### Short exercise
Output all the data exactly. Pictures do not belong in the copy.

### Material supplied
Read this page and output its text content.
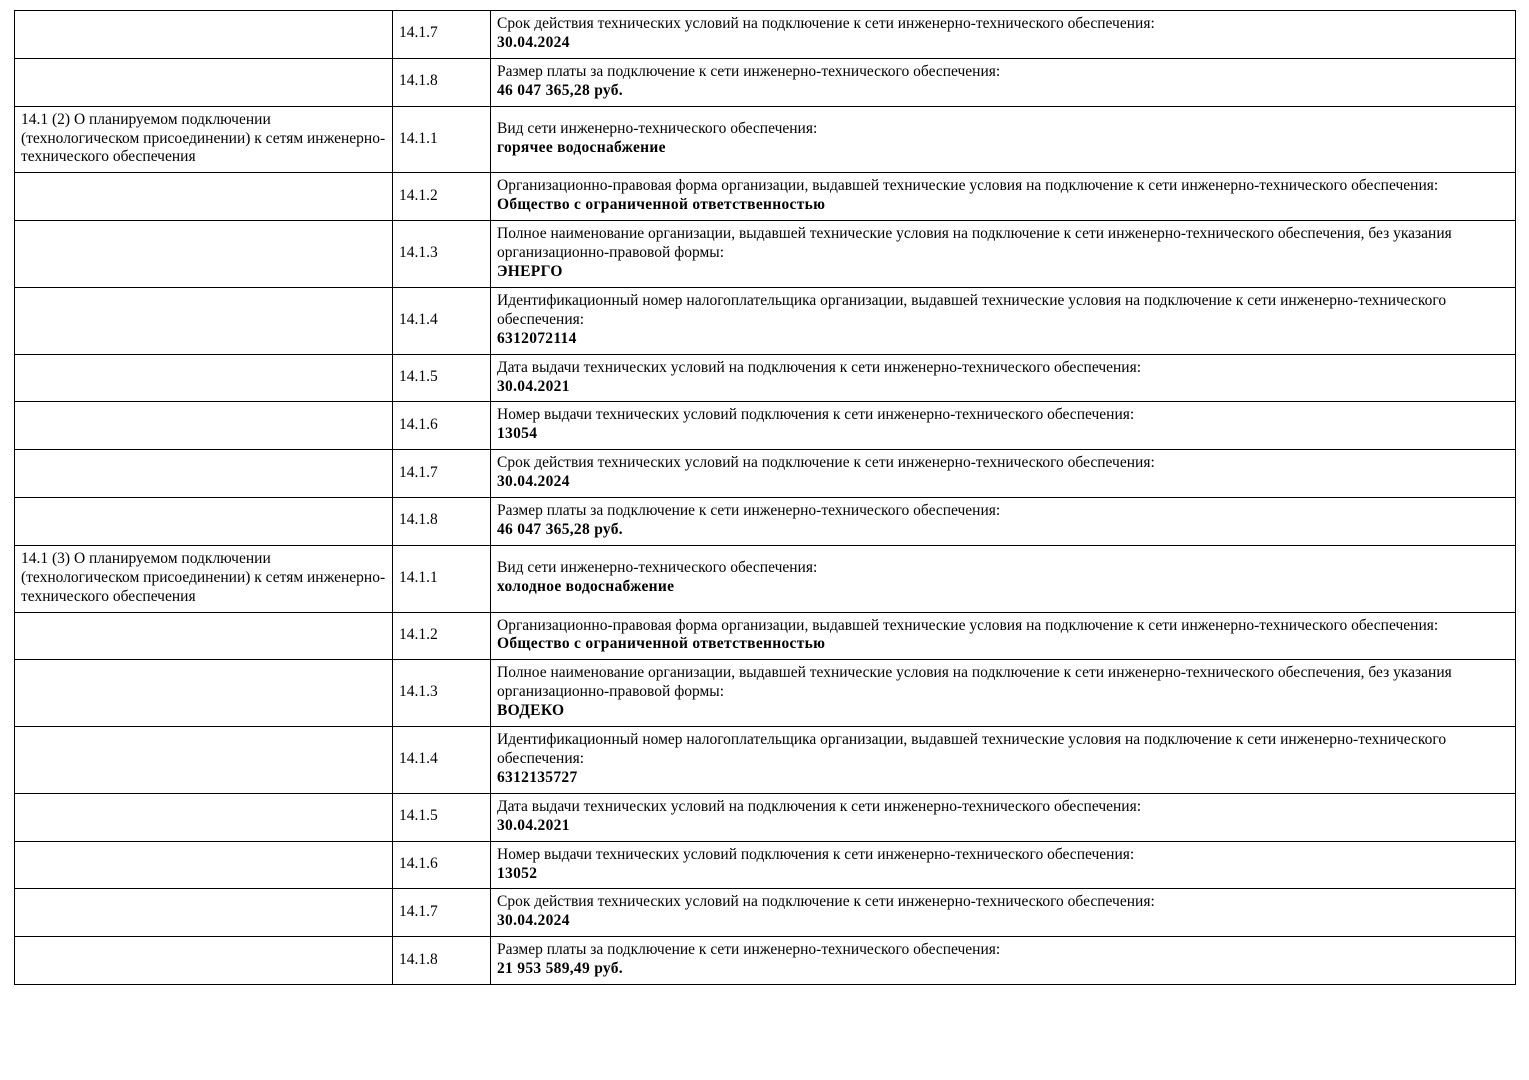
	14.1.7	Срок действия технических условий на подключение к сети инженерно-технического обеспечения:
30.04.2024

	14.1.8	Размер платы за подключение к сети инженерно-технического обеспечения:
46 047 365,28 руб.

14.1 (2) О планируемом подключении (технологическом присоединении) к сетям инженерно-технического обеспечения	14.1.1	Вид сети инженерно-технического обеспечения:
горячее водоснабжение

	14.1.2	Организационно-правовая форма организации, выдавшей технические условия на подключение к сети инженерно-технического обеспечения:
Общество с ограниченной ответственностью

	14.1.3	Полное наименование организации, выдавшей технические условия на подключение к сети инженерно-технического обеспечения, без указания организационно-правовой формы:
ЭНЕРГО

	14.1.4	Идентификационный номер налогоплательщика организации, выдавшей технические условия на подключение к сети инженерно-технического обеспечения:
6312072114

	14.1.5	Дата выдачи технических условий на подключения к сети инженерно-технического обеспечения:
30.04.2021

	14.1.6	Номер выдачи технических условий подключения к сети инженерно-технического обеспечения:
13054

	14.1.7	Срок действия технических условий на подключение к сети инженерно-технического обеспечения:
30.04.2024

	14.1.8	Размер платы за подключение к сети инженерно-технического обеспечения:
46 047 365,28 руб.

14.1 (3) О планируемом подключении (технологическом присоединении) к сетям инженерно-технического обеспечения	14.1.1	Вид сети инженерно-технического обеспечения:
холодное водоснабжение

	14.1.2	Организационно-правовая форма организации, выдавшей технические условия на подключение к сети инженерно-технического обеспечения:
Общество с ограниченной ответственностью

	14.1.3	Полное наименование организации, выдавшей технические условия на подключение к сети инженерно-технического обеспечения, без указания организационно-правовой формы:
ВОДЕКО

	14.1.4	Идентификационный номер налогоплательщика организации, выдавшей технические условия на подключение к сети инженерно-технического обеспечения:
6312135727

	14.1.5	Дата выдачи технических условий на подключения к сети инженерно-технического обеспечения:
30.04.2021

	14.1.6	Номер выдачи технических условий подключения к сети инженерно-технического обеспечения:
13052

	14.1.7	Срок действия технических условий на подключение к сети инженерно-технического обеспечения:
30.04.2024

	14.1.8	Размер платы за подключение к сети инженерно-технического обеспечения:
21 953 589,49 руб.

### Reply to the task
Read this page and output its text content.
	14.1.7	Срок действия технических условий на подключение к сети инженерно-технического обеспечения:
30.04.2024

	14.1.8	Размер платы за подключение к сети инженерно-технического обеспечения:
46 047 365,28 руб.

14.1 (2) О планируемом подключении (технологическом присоединении) к сетям инженерно-технического обеспечения	14.1.1	Вид сети инженерно-технического обеспечения:
горячее водоснабжение

	14.1.2	Организационно-правовая форма организации, выдавшей технические условия на подключение к сети инженерно-технического обеспечения:
Общество с ограниченной ответственностью

	14.1.3	Полное наименование организации, выдавшей технические условия на подключение к сети инженерно-технического обеспечения, без указания организационно-правовой формы:
ЭНЕРГО

	14.1.4	Идентификационный номер налогоплательщика организации, выдавшей технические условия на подключение к сети инженерно-технического обеспечения:
6312072114

	14.1.5	Дата выдачи технических условий на подключения к сети инженерно-технического обеспечения:
30.04.2021

	14.1.6	Номер выдачи технических условий подключения к сети инженерно-технического обеспечения:
13054

	14.1.7	Срок действия технических условий на подключение к сети инженерно-технического обеспечения:
30.04.2024

	14.1.8	Размер платы за подключение к сети инженерно-технического обеспечения:
46 047 365,28 руб.

14.1 (3) О планируемом подключении (технологическом присоединении) к сетям инженерно-технического обеспечения	14.1.1	Вид сети инженерно-технического обеспечения:
холодное водоснабжение

	14.1.2	Организационно-правовая форма организации, выдавшей технические условия на подключение к сети инженерно-технического обеспечения:
Общество с ограниченной ответственностью

	14.1.3	Полное наименование организации, выдавшей технические условия на подключение к сети инженерно-технического обеспечения, без указания организационно-правовой формы:
ВОДЕКО

	14.1.4	Идентификационный номер налогоплательщика организации, выдавшей технические условия на подключение к сети инженерно-технического обеспечения:
6312135727

	14.1.5	Дата выдачи технических условий на подключения к сети инженерно-технического обеспечения:
30.04.2021

	14.1.6	Номер выдачи технических условий подключения к сети инженерно-технического обеспечения:
13052

	14.1.7	Срок действия технических условий на подключение к сети инженерно-технического обеспечения:
30.04.2024

	14.1.8	Размер платы за подключение к сети инженерно-технического обеспечения:
21 953 589,49 руб.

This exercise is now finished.